> _Source passage_
Content starts

JP Morgan gaming analyst Joe Greff thought Wall Street would be comfortable with Murren.
"This recommendation makes sense and would provide for a seamless transition," Greff said in a research note late Thursday. "Our sense is that investors would be very comfortable with this transition as well."
In a statement, MGM Mirage majority shareholder Kirk Kerkorian praised Lanni and said he played a key role in the casino operator's growth and expansion.
"The company will always be indebted to Terry for his many years of leadership and wisdom," said Kerkorian, a 91-year-old Los Angeles billionaire who controls about 53 percent of the company's shares. "We are delighted that he will remain as a member of the board and that the company will have available his wealth of experience and institutional knowledge."
MGM Mirage controls 10 Strip resorts, including MGM Grand, Bellagio, The Mirage and Mandalay Bay. The company operates 44 percent of the Strip's available hotel rooms. In total, MGM Mirage owns and operates 17 resorts in Nevada, Mississippi and Michigan. It has 50 percent partnerships in four other properties in Nevada, New Jersey, Illinois and Macau.
Lanni said the company's business ventures overseas, which has required him to travel to Macau, other parts of China, the Middle East and other foreign jurisdictions, has taken its toll.

Content ends

> _Work instructions_
[1] Say whether each statement agrees with the MGM Mirage excerpt, answering yes or no and quoting the words from the excerpt that decide it.
(a) Kerkorian controls about 53 percent of the company's shares.
(b) MGM Mirage operates half of the Strip's available hotel rooms.
(c) Lanni will leave the company's board.
[2] Rewrite the MGM Mirage excerpt from "In a statement, MGM" up to and including "growth and expansion.", changing "praised" to "thanked".
[3] Answer these questions from the MGM Mirage excerpt:
(a) How many resorts does MGM Mirage own and operate in total?
(b) How old is Kerkorian?
(c) When did Greff put out his research note?

> _Source material_
Content starts

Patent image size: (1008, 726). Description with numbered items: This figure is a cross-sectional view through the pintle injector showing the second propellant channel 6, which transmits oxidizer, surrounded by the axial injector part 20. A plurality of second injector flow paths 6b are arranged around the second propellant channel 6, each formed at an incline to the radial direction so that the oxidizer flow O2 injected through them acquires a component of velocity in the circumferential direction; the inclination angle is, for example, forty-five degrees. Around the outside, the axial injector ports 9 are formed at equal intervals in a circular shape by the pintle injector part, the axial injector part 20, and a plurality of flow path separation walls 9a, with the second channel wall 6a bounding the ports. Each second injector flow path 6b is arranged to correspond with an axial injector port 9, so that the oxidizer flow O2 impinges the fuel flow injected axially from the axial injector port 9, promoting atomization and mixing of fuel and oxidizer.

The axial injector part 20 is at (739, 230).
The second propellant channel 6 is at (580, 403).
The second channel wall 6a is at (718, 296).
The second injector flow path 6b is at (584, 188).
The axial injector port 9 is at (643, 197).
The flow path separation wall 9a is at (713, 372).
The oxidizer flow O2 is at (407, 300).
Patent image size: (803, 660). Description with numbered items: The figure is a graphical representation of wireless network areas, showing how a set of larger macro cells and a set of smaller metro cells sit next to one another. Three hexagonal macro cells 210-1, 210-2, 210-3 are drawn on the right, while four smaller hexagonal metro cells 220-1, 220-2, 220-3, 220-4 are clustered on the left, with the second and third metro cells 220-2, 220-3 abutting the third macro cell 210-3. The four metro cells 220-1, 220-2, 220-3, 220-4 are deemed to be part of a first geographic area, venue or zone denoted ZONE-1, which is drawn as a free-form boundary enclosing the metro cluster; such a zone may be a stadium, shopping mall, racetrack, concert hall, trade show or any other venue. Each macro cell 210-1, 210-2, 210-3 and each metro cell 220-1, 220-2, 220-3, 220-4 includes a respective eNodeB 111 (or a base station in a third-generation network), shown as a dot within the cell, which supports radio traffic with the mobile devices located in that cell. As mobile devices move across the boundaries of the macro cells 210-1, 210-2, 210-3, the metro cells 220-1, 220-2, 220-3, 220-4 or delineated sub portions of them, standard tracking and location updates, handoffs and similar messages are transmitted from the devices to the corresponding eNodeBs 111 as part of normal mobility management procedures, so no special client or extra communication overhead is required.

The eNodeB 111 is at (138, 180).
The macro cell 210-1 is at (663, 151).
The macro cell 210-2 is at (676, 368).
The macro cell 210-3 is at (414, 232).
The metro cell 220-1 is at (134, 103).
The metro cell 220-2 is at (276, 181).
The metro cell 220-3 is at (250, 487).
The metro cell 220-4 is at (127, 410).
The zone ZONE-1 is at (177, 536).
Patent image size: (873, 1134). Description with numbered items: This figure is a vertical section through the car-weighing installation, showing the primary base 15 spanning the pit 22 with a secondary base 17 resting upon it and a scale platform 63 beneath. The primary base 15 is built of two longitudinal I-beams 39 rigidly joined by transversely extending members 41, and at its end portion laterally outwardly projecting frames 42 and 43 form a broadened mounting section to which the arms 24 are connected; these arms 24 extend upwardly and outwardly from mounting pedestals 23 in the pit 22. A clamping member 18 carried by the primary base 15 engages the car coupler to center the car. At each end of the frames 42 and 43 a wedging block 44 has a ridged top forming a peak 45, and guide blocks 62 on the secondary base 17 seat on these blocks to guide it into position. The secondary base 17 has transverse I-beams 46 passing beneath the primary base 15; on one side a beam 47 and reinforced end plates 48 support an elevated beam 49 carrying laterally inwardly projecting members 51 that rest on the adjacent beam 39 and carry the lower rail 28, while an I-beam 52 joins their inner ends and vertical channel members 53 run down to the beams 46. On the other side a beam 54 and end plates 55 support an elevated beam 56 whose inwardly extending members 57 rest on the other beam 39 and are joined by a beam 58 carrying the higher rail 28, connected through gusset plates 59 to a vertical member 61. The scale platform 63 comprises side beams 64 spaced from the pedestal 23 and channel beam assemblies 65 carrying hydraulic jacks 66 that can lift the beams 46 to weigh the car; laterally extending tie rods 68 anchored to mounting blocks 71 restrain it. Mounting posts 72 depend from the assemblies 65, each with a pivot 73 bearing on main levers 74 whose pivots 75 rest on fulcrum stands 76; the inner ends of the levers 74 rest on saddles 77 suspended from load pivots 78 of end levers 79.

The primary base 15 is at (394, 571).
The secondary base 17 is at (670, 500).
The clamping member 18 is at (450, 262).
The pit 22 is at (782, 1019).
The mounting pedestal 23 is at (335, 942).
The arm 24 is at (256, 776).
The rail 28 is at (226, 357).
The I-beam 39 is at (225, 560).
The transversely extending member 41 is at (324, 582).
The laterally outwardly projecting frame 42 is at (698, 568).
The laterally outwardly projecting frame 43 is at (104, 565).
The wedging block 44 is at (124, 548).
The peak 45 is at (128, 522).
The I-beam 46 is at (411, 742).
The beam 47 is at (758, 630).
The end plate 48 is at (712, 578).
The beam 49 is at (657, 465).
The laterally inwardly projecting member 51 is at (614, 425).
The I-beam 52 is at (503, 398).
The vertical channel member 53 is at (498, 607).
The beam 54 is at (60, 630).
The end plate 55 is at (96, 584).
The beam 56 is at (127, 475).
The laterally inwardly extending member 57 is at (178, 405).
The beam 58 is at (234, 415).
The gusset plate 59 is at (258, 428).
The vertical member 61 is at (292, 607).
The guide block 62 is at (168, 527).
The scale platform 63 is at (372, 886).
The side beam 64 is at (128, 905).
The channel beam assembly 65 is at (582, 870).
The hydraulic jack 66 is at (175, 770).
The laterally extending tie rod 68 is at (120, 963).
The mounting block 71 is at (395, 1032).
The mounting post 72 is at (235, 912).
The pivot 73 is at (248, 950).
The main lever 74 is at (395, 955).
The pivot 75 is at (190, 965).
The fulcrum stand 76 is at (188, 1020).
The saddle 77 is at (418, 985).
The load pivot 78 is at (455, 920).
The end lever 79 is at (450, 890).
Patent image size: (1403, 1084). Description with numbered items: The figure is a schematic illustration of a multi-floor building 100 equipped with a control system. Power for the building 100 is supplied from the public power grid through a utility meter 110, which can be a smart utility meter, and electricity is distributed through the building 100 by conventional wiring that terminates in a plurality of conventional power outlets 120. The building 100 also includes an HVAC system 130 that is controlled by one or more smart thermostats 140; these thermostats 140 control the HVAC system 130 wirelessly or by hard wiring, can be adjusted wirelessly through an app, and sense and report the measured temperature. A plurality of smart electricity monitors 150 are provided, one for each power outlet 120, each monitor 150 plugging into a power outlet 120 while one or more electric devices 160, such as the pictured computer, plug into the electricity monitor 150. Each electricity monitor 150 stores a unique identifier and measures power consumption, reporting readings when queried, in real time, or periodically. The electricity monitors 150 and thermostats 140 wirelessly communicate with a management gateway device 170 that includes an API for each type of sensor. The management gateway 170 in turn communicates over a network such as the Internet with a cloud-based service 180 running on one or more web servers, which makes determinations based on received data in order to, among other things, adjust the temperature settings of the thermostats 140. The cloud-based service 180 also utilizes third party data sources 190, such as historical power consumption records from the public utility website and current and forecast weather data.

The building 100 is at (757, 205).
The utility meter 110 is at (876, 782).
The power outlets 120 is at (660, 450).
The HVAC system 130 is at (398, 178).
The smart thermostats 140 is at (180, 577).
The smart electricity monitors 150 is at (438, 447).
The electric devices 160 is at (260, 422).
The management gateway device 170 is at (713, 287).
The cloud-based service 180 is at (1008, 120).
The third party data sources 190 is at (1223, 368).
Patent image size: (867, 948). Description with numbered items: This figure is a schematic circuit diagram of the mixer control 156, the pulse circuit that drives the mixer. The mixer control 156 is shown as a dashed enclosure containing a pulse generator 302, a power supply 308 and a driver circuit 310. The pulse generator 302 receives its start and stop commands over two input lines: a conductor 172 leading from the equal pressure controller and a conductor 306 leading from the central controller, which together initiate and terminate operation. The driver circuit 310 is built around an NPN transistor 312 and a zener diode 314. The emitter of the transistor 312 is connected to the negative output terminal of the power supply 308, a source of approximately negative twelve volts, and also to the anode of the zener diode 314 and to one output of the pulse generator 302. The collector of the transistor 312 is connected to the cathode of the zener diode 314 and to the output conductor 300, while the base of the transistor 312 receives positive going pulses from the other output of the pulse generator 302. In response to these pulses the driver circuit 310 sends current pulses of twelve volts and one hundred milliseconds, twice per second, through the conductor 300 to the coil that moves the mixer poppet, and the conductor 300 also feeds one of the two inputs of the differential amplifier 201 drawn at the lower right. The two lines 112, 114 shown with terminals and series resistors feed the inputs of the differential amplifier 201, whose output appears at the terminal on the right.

Content ends

> _Set of answers_
[1]
(a) Yes: "controls about 53 percent of the company's shares"
(b) No: "The company operates 44 percent of the Strip's available hotel rooms."
(c) No: "he will remain as a member of the board"

[2]
In a statement, MGM Mirage majority shareholder Kirk Kerkorian thanked Lanni and said he played a key role in the casino operator's growth and expansion.

[3]
(a) 17 resorts
(b) 91
(c) Late Thursday